**TASK INSTRUCTIONS**: Write the material out again, line by line, exactly as it is.

########

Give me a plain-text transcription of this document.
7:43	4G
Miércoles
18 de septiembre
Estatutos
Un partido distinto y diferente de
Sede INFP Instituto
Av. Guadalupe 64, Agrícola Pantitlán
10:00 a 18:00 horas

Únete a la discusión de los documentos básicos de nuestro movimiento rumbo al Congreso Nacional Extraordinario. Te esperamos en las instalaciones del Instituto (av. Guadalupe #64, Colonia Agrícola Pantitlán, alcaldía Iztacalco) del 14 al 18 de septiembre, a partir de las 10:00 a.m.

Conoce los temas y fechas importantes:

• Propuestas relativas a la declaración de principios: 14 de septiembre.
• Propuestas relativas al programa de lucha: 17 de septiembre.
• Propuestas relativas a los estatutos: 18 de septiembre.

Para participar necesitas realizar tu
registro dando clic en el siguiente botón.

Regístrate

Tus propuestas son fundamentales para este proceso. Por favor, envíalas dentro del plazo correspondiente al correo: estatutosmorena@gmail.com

########

**RESPONSE TO THE EXERCISE**:
Give me a plain-text transcription of this document.
7:43	4G
Miércoles
18 de septiembre
Estatutos
Un partido distinto y diferente de
Sede INFP Instituto
Av. Guadalupe 64, Agrícola Pantitlán
10:00 a 18:00 horas

Únete a la discusión de los documentos básicos de nuestro movimiento rumbo al Congreso Nacional Extraordinario. Te esperamos en las instalaciones del Instituto (av. Guadalupe #64, Colonia Agrícola Pantitlán, alcaldía Iztacalco) del 14 al 18 de septiembre, a partir de las 10:00 a.m.

Conoce los temas y fechas importantes:

• Propuestas relativas a la declaración de principios: 14 de septiembre.
• Propuestas relativas al programa de lucha: 17 de septiembre.
• Propuestas relativas a los estatutos: 18 de septiembre.

Para participar necesitas realizar tu
registro dando clic en el siguiente botón.

Regístrate

Tus propuestas son fundamentales para este proceso. Por favor, envíalas dentro del plazo correspondiente al correo: estatutosmorena@gmail.com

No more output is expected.